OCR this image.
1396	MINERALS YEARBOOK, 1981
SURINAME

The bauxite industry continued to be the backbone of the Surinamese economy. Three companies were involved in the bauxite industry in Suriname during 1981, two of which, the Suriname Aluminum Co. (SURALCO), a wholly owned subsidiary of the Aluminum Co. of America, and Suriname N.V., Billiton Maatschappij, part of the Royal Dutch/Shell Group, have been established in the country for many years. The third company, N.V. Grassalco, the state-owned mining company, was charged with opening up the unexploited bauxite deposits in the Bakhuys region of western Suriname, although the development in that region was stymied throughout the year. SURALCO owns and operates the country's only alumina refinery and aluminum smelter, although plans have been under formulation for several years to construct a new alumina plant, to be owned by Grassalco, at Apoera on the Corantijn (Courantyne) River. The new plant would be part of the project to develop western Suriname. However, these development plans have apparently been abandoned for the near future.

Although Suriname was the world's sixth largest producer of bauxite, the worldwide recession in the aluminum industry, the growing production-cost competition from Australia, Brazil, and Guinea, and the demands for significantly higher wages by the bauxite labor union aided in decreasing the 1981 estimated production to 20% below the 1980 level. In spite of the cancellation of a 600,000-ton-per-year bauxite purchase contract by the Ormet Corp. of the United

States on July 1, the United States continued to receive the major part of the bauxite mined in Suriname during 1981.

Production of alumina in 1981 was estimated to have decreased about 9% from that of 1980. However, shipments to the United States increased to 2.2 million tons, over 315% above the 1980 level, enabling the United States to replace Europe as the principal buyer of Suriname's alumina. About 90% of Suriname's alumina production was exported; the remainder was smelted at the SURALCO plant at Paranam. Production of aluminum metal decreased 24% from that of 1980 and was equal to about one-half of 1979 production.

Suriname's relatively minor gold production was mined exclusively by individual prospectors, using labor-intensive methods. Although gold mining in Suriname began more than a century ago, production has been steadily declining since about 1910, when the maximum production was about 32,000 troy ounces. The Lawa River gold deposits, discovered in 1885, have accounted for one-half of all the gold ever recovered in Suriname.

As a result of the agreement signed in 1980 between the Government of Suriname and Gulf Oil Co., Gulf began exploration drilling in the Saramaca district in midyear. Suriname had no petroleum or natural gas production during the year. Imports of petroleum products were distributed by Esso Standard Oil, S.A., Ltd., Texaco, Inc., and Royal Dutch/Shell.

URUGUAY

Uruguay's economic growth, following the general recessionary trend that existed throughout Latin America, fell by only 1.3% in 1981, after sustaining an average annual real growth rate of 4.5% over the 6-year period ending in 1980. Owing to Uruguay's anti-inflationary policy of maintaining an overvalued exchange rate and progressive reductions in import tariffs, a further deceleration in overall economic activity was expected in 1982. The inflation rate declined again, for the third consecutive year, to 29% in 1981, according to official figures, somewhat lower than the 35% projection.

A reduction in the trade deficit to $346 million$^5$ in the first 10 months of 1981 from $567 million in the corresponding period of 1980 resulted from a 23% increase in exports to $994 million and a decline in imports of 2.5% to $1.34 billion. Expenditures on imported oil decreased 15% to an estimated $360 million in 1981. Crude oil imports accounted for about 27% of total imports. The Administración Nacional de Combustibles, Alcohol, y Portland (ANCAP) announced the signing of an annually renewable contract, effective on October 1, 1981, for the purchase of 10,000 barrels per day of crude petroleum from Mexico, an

• [REQUIRED WORK]
Quote every line of the data, word for word.

• [EXPECTED OUTPUT]
OCR this image.
1396	MINERALS YEARBOOK, 1981
SURINAME

The bauxite industry continued to be the backbone of the Surinamese economy. Three companies were involved in the bauxite industry in Suriname during 1981, two of which, the Suriname Aluminum Co. (SURALCO), a wholly owned subsidiary of the Aluminum Co. of America, and Suriname N.V., Billiton Maatschappij, part of the Royal Dutch/Shell Group, have been established in the country for many years. The third company, N.V. Grassalco, the state-owned mining company, was charged with opening up the unexploited bauxite deposits in the Bakhuys region of western Suriname, although the development in that region was stymied throughout the year. SURALCO owns and operates the country's only alumina refinery and aluminum smelter, although plans have been under formulation for several years to construct a new alumina plant, to be owned by Grassalco, at Apoera on the Corantijn (Courantyne) River. The new plant would be part of the project to develop western Suriname. However, these development plans have apparently been abandoned for the near future.

Although Suriname was the world's sixth largest producer of bauxite, the worldwide recession in the aluminum industry, the growing production-cost competition from Australia, Brazil, and Guinea, and the demands for significantly higher wages by the bauxite labor union aided in decreasing the 1981 estimated production to 20% below the 1980 level. In spite of the cancellation of a 600,000-ton-per-year bauxite purchase contract by the Ormet Corp. of the United

States on July 1, the United States continued to receive the major part of the bauxite mined in Suriname during 1981.

Production of alumina in 1981 was estimated to have decreased about 9% from that of 1980. However, shipments to the United States increased to 2.2 million tons, over 315% above the 1980 level, enabling the United States to replace Europe as the principal buyer of Suriname's alumina. About 90% of Suriname's alumina production was exported; the remainder was smelted at the SURALCO plant at Paranam. Production of aluminum metal decreased 24% from that of 1980 and was equal to about one-half of 1979 production.

Suriname's relatively minor gold production was mined exclusively by individual prospectors, using labor-intensive methods. Although gold mining in Suriname began more than a century ago, production has been steadily declining since about 1910, when the maximum production was about 32,000 troy ounces. The Lawa River gold deposits, discovered in 1885, have accounted for one-half of all the gold ever recovered in Suriname.

As a result of the agreement signed in 1980 between the Government of Suriname and Gulf Oil Co., Gulf began exploration drilling in the Saramaca district in midyear. Suriname had no petroleum or natural gas production during the year. Imports of petroleum products were distributed by Esso Standard Oil, S.A., Ltd., Texaco, Inc., and Royal Dutch/Shell.

URUGUAY

Uruguay's economic growth, following the general recessionary trend that existed throughout Latin America, fell by only 1.3% in 1981, after sustaining an average annual real growth rate of 4.5% over the 6-year period ending in 1980. Owing to Uruguay's anti-inflationary policy of maintaining an overvalued exchange rate and progressive reductions in import tariffs, a further deceleration in overall economic activity was expected in 1982. The inflation rate declined again, for the third consecutive year, to 29% in 1981, according to official figures, somewhat lower than the 35% projection.

A reduction in the trade deficit to $346 million$^5$ in the first 10 months of 1981 from $567 million in the corresponding period of 1980 resulted from a 23% increase in exports to $994 million and a decline in imports of 2.5% to $1.34 billion. Expenditures on imported oil decreased 15% to an estimated $360 million in 1981. Crude oil imports accounted for about 27% of total imports. The Administración Nacional de Combustibles, Alcohol, y Portland (ANCAP) announced the signing of an annually renewable contract, effective on October 1, 1981, for the purchase of 10,000 barrels per day of crude petroleum from Mexico, an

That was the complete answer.